_Aim of the task_
Look through the material below. Copy each line that contains the string "كانت".

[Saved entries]
——
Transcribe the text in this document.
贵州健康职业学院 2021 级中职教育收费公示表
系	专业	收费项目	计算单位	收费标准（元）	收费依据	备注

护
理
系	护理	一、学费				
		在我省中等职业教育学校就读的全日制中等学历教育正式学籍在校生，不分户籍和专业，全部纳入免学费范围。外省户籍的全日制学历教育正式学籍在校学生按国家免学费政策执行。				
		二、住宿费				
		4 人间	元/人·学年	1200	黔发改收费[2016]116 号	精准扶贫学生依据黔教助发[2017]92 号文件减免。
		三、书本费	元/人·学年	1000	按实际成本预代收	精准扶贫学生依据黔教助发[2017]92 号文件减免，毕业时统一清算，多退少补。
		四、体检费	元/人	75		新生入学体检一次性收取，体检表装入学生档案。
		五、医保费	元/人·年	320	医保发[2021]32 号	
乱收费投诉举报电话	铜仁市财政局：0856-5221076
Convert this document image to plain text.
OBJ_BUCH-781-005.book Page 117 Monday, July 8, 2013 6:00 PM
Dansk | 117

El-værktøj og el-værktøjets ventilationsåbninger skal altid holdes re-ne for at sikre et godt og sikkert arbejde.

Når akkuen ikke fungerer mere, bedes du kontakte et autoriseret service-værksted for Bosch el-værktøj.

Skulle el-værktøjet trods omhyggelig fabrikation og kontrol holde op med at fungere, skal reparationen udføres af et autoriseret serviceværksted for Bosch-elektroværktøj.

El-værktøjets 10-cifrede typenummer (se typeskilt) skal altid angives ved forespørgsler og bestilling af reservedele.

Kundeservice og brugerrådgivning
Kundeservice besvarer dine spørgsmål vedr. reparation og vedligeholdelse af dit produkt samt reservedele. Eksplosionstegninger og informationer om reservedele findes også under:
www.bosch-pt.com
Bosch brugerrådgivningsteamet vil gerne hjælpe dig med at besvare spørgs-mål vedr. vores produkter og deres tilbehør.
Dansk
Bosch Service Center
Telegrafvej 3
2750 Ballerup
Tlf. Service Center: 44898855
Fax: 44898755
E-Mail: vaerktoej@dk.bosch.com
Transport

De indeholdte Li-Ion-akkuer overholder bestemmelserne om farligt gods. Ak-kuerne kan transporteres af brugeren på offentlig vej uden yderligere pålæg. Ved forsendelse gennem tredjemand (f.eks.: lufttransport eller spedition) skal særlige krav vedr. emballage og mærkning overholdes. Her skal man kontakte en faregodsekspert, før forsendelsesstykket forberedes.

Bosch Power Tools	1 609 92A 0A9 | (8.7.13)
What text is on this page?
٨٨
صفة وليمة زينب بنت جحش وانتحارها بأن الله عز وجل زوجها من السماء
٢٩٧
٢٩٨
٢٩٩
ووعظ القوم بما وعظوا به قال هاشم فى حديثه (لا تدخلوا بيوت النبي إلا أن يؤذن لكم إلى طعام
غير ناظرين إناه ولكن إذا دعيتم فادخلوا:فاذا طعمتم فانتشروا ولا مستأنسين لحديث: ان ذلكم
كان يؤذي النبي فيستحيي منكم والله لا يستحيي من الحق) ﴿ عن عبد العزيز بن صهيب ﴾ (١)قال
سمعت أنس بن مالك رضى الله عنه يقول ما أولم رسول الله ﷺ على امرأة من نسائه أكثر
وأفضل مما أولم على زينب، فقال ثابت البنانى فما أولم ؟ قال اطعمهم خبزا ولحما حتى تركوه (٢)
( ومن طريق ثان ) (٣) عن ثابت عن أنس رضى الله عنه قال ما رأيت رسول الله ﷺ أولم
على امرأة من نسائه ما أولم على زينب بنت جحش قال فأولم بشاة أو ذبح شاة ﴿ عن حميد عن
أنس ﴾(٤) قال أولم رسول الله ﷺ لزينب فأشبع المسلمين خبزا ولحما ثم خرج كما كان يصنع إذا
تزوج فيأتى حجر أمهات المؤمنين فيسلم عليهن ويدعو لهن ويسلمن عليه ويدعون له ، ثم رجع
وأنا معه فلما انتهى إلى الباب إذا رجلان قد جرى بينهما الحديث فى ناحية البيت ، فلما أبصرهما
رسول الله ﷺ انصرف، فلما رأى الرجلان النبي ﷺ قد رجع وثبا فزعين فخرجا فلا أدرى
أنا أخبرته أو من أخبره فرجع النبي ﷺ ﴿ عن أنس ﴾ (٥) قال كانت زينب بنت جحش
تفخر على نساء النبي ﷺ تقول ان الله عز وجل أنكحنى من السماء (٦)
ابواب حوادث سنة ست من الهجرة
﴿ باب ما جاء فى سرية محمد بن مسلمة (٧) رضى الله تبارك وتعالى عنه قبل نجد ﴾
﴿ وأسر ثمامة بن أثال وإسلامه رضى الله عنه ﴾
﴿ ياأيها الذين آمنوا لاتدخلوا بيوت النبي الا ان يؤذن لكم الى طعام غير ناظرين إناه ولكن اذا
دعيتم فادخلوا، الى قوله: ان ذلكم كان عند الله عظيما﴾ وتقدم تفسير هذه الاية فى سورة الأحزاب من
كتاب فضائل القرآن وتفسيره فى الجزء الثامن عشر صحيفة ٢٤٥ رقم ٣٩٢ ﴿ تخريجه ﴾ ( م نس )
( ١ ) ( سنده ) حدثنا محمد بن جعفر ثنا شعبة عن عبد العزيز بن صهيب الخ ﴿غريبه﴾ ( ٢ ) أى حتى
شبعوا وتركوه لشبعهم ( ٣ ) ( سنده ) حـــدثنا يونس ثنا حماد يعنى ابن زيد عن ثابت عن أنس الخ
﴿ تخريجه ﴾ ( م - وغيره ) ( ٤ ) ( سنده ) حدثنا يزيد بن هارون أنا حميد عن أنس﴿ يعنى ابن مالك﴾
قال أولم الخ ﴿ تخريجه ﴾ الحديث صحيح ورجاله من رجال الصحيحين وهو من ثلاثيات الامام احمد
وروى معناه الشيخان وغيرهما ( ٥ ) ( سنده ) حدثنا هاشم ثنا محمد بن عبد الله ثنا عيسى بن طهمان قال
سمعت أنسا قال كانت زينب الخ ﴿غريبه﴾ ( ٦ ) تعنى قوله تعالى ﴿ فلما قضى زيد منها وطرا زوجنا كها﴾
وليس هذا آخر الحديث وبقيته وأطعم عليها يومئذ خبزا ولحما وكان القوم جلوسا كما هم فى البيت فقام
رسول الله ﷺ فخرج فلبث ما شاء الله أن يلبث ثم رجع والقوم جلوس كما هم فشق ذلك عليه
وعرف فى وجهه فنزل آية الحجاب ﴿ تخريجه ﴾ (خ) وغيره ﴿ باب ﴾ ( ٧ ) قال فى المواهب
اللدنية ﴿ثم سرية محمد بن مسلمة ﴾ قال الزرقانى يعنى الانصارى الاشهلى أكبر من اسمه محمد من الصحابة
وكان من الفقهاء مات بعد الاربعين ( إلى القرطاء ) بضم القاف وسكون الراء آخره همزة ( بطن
——
_Exercise output_
أنا أخبرته أو من أخبره فرجع النبي ﷺ ﴿ عن أنس ﴾ (٥) قال كانت زينب بنت جحش
سمعت أنسا قال كانت زينب الخ ﴿غريبه﴾ ( ٦ ) تعنى قوله تعالى ﴿ فلما قضى زيد منها وطرا زوجنا كها﴾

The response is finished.